━━ MATERIAL SUPPLIED ━━

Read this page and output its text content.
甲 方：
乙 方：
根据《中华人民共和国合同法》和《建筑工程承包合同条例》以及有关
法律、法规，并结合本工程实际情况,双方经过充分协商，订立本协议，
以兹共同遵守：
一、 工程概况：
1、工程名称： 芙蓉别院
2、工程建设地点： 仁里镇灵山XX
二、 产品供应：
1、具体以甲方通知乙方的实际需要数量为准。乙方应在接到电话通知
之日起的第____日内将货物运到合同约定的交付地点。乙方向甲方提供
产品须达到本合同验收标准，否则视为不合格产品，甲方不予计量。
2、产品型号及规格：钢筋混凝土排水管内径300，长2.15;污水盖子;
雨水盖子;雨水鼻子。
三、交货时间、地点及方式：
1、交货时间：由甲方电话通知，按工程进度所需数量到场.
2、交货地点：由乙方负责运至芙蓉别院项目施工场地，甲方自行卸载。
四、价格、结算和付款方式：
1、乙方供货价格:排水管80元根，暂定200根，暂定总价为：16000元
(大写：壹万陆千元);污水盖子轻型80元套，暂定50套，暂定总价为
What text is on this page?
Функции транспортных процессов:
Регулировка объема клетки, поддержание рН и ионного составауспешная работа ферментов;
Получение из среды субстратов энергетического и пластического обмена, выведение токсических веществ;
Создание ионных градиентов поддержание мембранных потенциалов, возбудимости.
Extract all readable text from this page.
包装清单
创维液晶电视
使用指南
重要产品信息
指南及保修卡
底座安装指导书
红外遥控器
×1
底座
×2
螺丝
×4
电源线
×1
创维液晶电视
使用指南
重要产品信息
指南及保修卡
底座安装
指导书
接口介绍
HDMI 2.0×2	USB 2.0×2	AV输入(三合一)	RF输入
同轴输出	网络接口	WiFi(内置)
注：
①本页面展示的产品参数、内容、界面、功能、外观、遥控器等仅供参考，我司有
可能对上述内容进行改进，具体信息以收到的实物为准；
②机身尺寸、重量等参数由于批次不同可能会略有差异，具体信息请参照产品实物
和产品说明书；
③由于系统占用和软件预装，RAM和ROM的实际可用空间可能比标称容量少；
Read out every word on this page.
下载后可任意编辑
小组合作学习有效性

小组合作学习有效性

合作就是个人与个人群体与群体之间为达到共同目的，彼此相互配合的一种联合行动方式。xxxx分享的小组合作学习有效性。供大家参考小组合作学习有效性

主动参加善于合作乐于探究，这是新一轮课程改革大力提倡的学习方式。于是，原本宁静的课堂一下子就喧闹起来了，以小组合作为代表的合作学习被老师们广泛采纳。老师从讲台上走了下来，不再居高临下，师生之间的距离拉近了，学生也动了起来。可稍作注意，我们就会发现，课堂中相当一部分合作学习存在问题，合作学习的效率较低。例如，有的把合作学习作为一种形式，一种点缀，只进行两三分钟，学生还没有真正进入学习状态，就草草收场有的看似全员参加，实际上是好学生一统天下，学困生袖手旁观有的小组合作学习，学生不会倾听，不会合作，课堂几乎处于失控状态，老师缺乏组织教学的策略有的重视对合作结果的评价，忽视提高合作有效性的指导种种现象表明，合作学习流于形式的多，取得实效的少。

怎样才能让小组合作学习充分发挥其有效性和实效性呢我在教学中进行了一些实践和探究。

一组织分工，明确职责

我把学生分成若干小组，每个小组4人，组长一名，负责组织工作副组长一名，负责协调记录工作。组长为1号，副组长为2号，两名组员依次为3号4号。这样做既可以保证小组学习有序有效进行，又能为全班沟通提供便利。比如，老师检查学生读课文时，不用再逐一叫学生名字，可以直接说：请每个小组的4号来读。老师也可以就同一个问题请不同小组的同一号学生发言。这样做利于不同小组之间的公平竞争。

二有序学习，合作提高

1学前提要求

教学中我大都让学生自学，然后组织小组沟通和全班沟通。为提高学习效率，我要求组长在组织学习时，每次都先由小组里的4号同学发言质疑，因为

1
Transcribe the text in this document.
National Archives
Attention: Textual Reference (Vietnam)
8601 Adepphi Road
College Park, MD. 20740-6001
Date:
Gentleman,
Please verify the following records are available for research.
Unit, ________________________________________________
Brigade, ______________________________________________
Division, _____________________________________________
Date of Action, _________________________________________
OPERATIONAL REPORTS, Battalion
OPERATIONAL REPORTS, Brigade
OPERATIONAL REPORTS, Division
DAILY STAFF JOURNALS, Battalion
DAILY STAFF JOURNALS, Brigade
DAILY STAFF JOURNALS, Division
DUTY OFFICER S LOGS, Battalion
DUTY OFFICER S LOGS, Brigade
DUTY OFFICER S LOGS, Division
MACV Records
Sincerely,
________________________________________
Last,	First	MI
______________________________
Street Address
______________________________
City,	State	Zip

━━━

:: WHAT YOU NEED TO DO ::
Pull out each record as written and restate it exactly.

:: FULL ANSWER ::
Read this page and output its text content.
甲 方：
乙 方：
根据《中华人民共和国合同法》和《建筑工程承包合同条例》以及有关
法律、法规，并结合本工程实际情况,双方经过充分协商，订立本协议，
以兹共同遵守：
一、 工程概况：
1、工程名称： 芙蓉别院
2、工程建设地点： 仁里镇灵山XX
二、 产品供应：
1、具体以甲方通知乙方的实际需要数量为准。乙方应在接到电话通知
之日起的第____日内将货物运到合同约定的交付地点。乙方向甲方提供
产品须达到本合同验收标准，否则视为不合格产品，甲方不予计量。
2、产品型号及规格：钢筋混凝土排水管内径300，长2.15;污水盖子;
雨水盖子;雨水鼻子。
三、交货时间、地点及方式：
1、交货时间：由甲方电话通知，按工程进度所需数量到场.
2、交货地点：由乙方负责运至芙蓉别院项目施工场地，甲方自行卸载。
四、价格、结算和付款方式：
1、乙方供货价格:排水管80元根，暂定200根，暂定总价为：16000元
(大写：壹万陆千元);污水盖子轻型80元套，暂定50套，暂定总价为
What text is on this page?
Функции транспортных процессов:
Регулировка объема клетки, поддержание рН и ионного составауспешная работа ферментов;
Получение из среды субстратов энергетического и пластического обмена, выведение токсических веществ;
Создание ионных градиентов поддержание мембранных потенциалов, возбудимости.
Extract all readable text from this page.
包装清单
创维液晶电视
使用指南
重要产品信息
指南及保修卡
底座安装指导书
红外遥控器
×1
底座
×2
螺丝
×4
电源线
×1
创维液晶电视
使用指南
重要产品信息
指南及保修卡
底座安装
指导书
接口介绍
HDMI 2.0×2	USB 2.0×2	AV输入(三合一)	RF输入
同轴输出	网络接口	WiFi(内置)
注：
①本页面展示的产品参数、内容、界面、功能、外观、遥控器等仅供参考，我司有
可能对上述内容进行改进，具体信息以收到的实物为准；
②机身尺寸、重量等参数由于批次不同可能会略有差异，具体信息请参照产品实物
和产品说明书；
③由于系统占用和软件预装，RAM和ROM的实际可用空间可能比标称容量少；
Read out every word on this page.
下载后可任意编辑
小组合作学习有效性

小组合作学习有效性

合作就是个人与个人群体与群体之间为达到共同目的，彼此相互配合的一种联合行动方式。xxxx分享的小组合作学习有效性。供大家参考小组合作学习有效性

主动参加善于合作乐于探究，这是新一轮课程改革大力提倡的学习方式。于是，原本宁静的课堂一下子就喧闹起来了，以小组合作为代表的合作学习被老师们广泛采纳。老师从讲台上走了下来，不再居高临下，师生之间的距离拉近了，学生也动了起来。可稍作注意，我们就会发现，课堂中相当一部分合作学习存在问题，合作学习的效率较低。例如，有的把合作学习作为一种形式，一种点缀，只进行两三分钟，学生还没有真正进入学习状态，就草草收场有的看似全员参加，实际上是好学生一统天下，学困生袖手旁观有的小组合作学习，学生不会倾听，不会合作，课堂几乎处于失控状态，老师缺乏组织教学的策略有的重视对合作结果的评价，忽视提高合作有效性的指导种种现象表明，合作学习流于形式的多，取得实效的少。

怎样才能让小组合作学习充分发挥其有效性和实效性呢我在教学中进行了一些实践和探究。

一组织分工，明确职责

我把学生分成若干小组，每个小组4人，组长一名，负责组织工作副组长一名，负责协调记录工作。组长为1号，副组长为2号，两名组员依次为3号4号。这样做既可以保证小组学习有序有效进行，又能为全班沟通提供便利。比如，老师检查学生读课文时，不用再逐一叫学生名字，可以直接说：请每个小组的4号来读。老师也可以就同一个问题请不同小组的同一号学生发言。这样做利于不同小组之间的公平竞争。

二有序学习，合作提高

1学前提要求

教学中我大都让学生自学，然后组织小组沟通和全班沟通。为提高学习效率，我要求组长在组织学习时，每次都先由小组里的4号同学发言质疑，因为

1
Transcribe the text in this document.
National Archives
Attention: Textual Reference (Vietnam)
8601 Adepphi Road
College Park, MD. 20740-6001
Date:
Gentleman,
Please verify the following records are available for research.
Unit, ________________________________________________
Brigade, ______________________________________________
Division, _____________________________________________
Date of Action, _________________________________________
OPERATIONAL REPORTS, Battalion
OPERATIONAL REPORTS, Brigade
OPERATIONAL REPORTS, Division
DAILY STAFF JOURNALS, Battalion
DAILY STAFF JOURNALS, Brigade
DAILY STAFF JOURNALS, Division
DUTY OFFICER S LOGS, Battalion
DUTY OFFICER S LOGS, Brigade
DUTY OFFICER S LOGS, Division
MACV Records
Sincerely,
________________________________________
Last,	First	MI
______________________________
Street Address
______________________________
City,	State	Zip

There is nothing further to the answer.